Exercise task:
Give only the number of lines in the data that contain the word "Virtual".

Raw records:
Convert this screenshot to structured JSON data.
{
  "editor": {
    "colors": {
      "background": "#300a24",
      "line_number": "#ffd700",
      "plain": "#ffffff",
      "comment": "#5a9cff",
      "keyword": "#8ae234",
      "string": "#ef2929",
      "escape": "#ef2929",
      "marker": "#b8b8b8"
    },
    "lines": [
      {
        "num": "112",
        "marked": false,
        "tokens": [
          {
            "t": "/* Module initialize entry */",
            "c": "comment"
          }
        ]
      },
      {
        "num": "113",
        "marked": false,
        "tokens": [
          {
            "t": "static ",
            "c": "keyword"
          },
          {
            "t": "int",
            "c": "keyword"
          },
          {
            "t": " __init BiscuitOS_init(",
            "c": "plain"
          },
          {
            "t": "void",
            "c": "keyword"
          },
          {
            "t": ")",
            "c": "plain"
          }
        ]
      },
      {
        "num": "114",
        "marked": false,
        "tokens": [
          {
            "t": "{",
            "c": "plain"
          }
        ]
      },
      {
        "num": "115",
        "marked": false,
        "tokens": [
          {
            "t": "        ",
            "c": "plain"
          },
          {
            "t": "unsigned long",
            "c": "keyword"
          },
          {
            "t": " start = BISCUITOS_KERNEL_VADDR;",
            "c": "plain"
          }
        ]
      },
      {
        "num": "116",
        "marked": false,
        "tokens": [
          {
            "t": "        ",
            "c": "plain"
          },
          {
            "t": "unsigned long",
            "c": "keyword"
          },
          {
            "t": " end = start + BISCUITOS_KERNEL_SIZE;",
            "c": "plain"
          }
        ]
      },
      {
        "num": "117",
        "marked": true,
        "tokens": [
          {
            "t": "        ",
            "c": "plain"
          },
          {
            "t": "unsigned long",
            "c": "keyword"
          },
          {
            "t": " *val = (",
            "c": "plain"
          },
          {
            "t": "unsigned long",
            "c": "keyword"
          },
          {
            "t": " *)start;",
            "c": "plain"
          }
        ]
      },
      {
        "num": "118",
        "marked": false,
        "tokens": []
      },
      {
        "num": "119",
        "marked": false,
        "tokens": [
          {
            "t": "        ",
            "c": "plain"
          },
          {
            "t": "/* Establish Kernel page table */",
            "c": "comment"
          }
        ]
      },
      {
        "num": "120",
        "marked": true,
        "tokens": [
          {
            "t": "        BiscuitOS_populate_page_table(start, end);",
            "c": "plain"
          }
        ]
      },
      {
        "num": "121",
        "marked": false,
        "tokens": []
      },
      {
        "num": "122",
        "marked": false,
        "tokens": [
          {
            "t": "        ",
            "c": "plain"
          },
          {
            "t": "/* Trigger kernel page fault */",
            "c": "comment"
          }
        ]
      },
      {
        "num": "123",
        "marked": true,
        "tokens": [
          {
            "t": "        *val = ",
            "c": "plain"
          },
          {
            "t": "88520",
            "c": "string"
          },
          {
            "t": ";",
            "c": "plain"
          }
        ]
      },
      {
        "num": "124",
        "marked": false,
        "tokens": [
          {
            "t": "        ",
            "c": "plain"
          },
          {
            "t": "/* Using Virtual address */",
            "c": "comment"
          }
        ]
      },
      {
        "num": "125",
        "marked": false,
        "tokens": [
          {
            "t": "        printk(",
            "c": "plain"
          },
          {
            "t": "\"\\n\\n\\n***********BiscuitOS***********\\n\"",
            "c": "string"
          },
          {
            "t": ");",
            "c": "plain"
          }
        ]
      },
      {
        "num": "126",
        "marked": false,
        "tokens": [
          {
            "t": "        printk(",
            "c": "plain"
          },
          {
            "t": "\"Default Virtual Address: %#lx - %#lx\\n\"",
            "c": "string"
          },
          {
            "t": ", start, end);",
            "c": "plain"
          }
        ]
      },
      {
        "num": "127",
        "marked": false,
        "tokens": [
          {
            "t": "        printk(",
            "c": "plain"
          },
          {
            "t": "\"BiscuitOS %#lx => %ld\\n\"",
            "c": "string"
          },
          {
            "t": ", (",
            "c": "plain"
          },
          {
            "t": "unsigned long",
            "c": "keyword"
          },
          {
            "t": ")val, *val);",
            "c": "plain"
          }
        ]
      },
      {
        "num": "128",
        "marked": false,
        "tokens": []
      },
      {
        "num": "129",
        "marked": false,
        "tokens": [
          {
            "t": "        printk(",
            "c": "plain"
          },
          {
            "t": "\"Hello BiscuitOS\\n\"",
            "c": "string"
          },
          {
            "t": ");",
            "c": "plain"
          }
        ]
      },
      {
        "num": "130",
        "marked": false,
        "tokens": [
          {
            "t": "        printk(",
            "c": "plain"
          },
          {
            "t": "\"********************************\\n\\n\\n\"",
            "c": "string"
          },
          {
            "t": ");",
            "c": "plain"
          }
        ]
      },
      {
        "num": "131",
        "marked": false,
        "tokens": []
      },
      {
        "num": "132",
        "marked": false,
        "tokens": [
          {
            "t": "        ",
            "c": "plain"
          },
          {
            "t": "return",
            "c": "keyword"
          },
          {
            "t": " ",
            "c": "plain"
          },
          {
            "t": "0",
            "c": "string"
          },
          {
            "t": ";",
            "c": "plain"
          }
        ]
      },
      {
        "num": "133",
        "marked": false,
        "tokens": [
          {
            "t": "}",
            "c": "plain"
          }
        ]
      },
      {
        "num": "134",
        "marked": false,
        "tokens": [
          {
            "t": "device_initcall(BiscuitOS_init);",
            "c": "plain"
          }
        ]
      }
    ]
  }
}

Finished answer:
2